Show only lines that include "skin".

[Begin Items]

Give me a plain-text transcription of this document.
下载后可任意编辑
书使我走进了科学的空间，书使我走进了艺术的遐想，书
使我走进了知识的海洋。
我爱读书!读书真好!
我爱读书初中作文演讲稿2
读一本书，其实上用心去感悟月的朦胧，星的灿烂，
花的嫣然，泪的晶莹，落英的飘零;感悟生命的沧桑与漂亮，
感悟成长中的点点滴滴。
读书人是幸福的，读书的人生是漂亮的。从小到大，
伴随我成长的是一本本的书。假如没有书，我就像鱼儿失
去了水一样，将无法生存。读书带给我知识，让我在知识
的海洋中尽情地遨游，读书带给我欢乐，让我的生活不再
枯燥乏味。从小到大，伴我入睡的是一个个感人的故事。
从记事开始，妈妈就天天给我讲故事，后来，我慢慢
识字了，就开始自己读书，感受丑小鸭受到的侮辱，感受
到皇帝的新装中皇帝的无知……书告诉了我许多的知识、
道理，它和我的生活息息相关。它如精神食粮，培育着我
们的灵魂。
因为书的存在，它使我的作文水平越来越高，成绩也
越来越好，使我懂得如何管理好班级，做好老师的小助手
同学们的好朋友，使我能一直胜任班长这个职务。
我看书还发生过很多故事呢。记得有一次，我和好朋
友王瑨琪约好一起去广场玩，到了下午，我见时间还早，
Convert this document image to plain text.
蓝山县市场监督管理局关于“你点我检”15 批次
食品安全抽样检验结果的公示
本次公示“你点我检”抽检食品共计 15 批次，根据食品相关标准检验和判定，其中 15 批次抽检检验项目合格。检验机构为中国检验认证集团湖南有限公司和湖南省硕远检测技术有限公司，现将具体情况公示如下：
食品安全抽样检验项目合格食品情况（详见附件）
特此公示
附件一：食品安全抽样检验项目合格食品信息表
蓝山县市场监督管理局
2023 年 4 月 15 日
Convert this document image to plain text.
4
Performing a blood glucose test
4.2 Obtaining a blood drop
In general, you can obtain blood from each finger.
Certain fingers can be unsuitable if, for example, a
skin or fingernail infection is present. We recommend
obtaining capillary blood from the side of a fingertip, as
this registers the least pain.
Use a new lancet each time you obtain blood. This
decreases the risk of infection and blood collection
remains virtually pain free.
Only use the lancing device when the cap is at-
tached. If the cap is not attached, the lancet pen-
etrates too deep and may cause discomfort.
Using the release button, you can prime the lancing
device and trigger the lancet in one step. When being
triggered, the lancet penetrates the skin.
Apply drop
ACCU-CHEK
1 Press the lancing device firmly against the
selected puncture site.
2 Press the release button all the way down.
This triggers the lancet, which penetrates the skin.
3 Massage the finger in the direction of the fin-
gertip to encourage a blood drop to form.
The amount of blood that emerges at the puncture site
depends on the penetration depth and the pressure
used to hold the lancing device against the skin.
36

[End Items]

▶ **Answer for the task**
skin or fingernail infection is present. We recommend
triggered, the lancet penetrates the skin.
This triggers the lancet, which penetrates the skin.
used to hold the lancing device against the skin.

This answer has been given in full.